● Required work: Put the lines of each of the records below into a numbered list, skipping any blank lines.

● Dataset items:
____

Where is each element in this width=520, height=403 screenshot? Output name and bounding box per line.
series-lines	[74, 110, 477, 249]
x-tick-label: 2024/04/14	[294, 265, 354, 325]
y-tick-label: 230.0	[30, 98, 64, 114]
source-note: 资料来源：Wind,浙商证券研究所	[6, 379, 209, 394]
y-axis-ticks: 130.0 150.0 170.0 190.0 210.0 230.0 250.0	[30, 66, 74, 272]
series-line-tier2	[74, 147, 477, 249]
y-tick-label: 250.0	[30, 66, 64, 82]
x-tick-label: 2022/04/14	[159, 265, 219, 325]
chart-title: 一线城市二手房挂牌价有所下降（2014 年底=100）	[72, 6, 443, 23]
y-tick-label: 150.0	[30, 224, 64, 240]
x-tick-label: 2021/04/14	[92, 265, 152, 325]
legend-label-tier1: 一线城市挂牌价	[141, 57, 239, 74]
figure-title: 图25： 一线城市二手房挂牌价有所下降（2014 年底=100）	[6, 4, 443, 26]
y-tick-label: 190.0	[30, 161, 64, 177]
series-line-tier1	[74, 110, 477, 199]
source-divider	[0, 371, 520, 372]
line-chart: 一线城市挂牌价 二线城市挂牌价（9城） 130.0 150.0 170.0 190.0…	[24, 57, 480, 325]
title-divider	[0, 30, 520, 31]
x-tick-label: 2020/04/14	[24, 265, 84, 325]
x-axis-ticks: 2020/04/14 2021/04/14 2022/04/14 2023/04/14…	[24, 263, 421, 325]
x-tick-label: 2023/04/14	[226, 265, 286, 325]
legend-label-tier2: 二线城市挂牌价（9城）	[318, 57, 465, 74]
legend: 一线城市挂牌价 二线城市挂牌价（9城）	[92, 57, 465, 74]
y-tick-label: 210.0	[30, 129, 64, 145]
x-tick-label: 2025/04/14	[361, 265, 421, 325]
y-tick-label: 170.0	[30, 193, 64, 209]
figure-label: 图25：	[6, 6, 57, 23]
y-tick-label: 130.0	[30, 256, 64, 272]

____

● Result of this task:
1. Where is each element in this width=520, height=403 screenshot? Output name and bounding box per line.
2. series-lines	[74, 110, 477, 249]
3. x-tick-label: 2024/04/14	[294, 265, 354, 325]
4. y-tick-label: 230.0	[30, 98, 64, 114]
5. source-note: 资料来源：Wind,浙商证券研究所	[6, 379, 209, 394]
6. y-axis-ticks: 130.0 150.0 170.0 190.0 210.0 230.0 250.0	[30, 66, 74, 272]
7. series-line-tier2	[74, 147, 477, 249]
8. y-tick-label: 250.0	[30, 66, 64, 82]
9. x-tick-label: 2022/04/14	[159, 265, 219, 325]
10. chart-title: 一线城市二手房挂牌价有所下降（2014 年底=100）	[72, 6, 443, 23]
11. y-tick-label: 150.0	[30, 224, 64, 240]
12. x-tick-label: 2021/04/14	[92, 265, 152, 325]
13. legend-label-tier1: 一线城市挂牌价	[141, 57, 239, 74]
14. figure-title: 图25： 一线城市二手房挂牌价有所下降（2014 年底=100）	[6, 4, 443, 26]
15. y-tick-label: 190.0	[30, 161, 64, 177]
16. series-line-tier1	[74, 110, 477, 199]
17. source-divider	[0, 371, 520, 372]
18. line-chart: 一线城市挂牌价 二线城市挂牌价（9城） 130.0 150.0 170.0 190.0…	[24, 57, 480, 325]
19. title-divider	[0, 30, 520, 31]
20. x-tick-label: 2020/04/14	[24, 265, 84, 325]
21. x-axis-ticks: 2020/04/14 2021/04/14 2022/04/14 2023/04/14…	[24, 263, 421, 325]
22. x-tick-label: 2023/04/14	[226, 265, 286, 325]
23. legend-label-tier2: 二线城市挂牌价（9城）	[318, 57, 465, 74]
24. legend: 一线城市挂牌价 二线城市挂牌价（9城）	[92, 57, 465, 74]
25. y-tick-label: 210.0	[30, 129, 64, 145]
26. x-tick-label: 2025/04/14	[361, 265, 421, 325]
27. y-tick-label: 170.0	[30, 193, 64, 209]
28. figure-label: 图25：	[6, 6, 57, 23]
29. y-tick-label: 130.0	[30, 256, 64, 272]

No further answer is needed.